▶ Texto apresentado
# # #
Qual a relação entre a questão do sistema penal, boa parte sob controle de
organizações criminosas, e essa violência? Você consegue conter essa violência,
diminuir os indicadores no Pará, sem reassumir o controle das casas penais?
Jarbas:
Você tem toda razão. Nós deflagramos a Operação Opus, na segunda-feira, e ela
continua. Nós fizemos uma primeira etapa dela, que terminou ontem (17/01), onde
começamos por dominar 18 unidades prisionais ao mesmo tempo, na segunda-feira
de manhã. Fizemos uma varredura de todas elas. Desde quando eu cheguei aqui,
todos os dias entramos em uma unidade prisional. E nos fomos em uma escalada,
que culminou, no dia 14, com a Operação Opus. Mas nós já estávamos fazendo esse
tipo de varredura, entrando nas unidades prisionais. Esse tipo de rotina, de
varredura, há muito tempo não acontecia.
Perereca:
Por quê?
# # #
(Registros extraídos)
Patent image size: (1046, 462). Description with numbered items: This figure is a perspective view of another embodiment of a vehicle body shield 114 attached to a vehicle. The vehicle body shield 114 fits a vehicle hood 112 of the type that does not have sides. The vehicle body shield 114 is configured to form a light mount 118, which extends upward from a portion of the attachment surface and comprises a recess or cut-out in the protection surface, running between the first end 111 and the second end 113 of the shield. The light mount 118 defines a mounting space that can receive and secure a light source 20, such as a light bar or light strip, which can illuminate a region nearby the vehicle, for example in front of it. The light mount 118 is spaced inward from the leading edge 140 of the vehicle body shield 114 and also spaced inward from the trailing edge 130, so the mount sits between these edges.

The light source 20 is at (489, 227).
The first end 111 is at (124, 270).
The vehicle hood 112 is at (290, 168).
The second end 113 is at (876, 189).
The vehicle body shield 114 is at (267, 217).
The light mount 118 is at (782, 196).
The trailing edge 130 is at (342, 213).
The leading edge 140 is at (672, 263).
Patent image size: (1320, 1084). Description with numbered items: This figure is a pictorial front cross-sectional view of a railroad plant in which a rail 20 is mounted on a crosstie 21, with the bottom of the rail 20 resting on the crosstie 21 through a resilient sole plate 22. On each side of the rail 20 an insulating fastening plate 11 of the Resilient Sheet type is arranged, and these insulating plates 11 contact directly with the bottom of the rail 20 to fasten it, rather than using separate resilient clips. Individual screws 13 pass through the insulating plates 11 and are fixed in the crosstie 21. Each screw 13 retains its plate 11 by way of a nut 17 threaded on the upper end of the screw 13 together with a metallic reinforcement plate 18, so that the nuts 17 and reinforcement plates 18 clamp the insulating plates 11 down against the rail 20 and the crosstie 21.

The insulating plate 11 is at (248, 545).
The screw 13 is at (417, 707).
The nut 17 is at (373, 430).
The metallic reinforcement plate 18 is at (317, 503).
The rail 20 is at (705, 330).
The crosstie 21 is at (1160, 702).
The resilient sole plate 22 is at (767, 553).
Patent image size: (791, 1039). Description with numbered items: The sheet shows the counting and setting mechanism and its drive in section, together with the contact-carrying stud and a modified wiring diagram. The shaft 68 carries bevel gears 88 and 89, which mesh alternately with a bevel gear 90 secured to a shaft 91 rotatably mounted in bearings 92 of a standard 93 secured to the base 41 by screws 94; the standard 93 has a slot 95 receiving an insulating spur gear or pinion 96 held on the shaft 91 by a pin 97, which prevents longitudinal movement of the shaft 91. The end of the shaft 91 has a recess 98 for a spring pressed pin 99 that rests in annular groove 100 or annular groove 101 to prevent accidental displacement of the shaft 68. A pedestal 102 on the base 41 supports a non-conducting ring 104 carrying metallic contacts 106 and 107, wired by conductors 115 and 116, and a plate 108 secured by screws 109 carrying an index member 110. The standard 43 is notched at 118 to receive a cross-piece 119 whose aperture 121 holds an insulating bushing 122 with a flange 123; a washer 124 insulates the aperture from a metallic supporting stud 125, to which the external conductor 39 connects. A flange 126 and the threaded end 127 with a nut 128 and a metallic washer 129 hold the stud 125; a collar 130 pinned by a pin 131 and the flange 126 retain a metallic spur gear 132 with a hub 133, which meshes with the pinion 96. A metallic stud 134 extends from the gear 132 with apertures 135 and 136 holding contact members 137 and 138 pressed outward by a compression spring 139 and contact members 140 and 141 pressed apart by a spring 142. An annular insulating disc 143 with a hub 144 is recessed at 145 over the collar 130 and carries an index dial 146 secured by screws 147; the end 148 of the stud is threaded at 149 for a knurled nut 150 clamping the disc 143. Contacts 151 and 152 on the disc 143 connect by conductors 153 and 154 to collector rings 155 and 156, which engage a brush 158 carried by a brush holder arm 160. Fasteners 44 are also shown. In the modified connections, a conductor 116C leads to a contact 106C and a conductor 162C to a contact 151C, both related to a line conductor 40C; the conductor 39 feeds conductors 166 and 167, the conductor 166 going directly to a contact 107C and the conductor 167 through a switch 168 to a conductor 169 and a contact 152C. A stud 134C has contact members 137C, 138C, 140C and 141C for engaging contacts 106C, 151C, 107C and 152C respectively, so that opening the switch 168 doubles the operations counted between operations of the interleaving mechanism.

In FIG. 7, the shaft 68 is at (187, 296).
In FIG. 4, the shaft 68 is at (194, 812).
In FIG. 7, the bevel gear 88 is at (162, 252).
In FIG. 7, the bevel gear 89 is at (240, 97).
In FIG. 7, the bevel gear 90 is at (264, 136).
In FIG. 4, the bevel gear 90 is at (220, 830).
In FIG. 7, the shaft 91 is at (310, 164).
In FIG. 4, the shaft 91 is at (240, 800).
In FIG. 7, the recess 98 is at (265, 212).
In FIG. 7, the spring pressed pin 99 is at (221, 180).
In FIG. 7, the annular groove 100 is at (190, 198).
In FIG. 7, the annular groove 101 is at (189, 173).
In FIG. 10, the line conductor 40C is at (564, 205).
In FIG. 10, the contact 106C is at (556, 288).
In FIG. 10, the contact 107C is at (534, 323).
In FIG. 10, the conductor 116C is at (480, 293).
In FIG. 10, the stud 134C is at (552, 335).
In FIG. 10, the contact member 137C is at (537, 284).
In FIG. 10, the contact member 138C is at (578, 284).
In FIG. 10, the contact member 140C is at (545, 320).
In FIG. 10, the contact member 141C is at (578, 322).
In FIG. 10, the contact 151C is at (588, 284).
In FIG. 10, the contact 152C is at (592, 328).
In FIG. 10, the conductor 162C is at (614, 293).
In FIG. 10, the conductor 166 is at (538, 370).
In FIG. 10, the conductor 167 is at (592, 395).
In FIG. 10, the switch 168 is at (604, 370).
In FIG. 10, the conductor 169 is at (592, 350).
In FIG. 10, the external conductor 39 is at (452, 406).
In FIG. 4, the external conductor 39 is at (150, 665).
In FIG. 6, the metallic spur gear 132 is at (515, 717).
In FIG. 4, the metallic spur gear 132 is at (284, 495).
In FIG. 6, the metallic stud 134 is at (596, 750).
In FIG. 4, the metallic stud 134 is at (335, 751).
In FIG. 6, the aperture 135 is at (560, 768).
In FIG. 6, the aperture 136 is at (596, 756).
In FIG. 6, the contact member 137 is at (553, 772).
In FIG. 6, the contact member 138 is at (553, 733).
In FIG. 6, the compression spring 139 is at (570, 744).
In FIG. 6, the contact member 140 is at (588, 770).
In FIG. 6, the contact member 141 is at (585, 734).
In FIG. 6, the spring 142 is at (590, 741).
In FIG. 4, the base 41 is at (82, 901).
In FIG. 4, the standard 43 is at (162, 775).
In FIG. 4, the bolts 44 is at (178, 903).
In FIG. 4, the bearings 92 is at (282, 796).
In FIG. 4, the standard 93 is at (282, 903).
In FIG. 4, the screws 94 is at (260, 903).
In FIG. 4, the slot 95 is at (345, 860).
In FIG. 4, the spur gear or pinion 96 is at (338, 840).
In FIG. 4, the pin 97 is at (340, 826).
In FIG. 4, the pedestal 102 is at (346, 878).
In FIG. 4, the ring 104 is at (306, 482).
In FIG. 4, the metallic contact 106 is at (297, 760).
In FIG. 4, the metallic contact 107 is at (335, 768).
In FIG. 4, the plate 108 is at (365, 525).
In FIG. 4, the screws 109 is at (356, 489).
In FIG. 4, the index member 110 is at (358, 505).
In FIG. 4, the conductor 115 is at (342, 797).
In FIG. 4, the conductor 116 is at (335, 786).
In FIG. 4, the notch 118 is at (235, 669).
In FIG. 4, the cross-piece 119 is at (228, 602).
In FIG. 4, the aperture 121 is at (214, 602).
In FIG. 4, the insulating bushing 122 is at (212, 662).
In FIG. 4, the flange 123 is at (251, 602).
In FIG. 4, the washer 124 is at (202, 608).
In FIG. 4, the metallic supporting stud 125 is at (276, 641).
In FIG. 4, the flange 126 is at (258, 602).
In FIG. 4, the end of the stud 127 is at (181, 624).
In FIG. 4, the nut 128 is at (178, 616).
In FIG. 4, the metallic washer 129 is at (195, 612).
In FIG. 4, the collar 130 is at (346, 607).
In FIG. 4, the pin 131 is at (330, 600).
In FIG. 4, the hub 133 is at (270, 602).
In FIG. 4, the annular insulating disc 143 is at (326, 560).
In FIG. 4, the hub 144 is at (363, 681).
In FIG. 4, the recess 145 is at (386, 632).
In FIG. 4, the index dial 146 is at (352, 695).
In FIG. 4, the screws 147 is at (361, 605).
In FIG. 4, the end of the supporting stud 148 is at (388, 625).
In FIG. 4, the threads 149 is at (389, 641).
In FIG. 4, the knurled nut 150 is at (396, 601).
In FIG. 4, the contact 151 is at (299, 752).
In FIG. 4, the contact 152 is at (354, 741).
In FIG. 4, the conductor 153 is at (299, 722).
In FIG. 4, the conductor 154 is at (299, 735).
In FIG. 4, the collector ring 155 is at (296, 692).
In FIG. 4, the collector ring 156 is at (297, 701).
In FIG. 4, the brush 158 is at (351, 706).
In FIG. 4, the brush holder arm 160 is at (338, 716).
# # #
▶ Tarefas
[1] Reescreva em forma de lista o parágrafo do texto apresentado que começa com "Você tem toda razão", mantendo os fatos principais.
[2] Reproduza sem alterações as linhas dos registros extraídos. Comece pela linha que contém "Patent image size: (1320, 1084)." e pare depois da linha que contém "The resilient sole plate 22 is at (767, 553).".

▶ Respostas
[1]
- A Operação Opus foi deflagrada na segunda-feira e continua em andamento.
- A primeira etapa terminou ontem (17/01).
- Na segunda-feira de manhã, 18 unidades prisionais foram dominadas ao mesmo tempo, e foi feita uma varredura em todas elas.
- Desde a minha chegada, entramos todos os dias em uma unidade prisional, numa escalada que culminou no dia 14 com a Operação Opus.
- Essa rotina de varredura não acontecia havia muito tempo.

[2]
Patent image size: (1320, 1084). Description with numbered items: This figure is a pictorial front cross-sectional view of a railroad plant in which a rail 20 is mounted on a crosstie 21, with the bottom of the rail 20 resting on the crosstie 21 through a resilient sole plate 22. On each side of the rail 20 an insulating fastening plate 11 of the Resilient Sheet type is arranged, and these insulating plates 11 contact directly with the bottom of the rail 20 to fasten it, rather than using separate resilient clips. Individual screws 13 pass through the insulating plates 11 and are fixed in the crosstie 21. Each screw 13 retains its plate 11 by way of a nut 17 threaded on the upper end of the screw 13 together with a metallic reinforcement plate 18, so that the nuts 17 and reinforcement plates 18 clamp the insulating plates 11 down against the rail 20 and the crosstie 21.

The insulating plate 11 is at (248, 545).
The screw 13 is at (417, 707).
The nut 17 is at (373, 430).
The metallic reinforcement plate 18 is at (317, 503).
The rail 20 is at (705, 330).
The crosstie 21 is at (1160, 702).
The resilient sole plate 22 is at (767, 553).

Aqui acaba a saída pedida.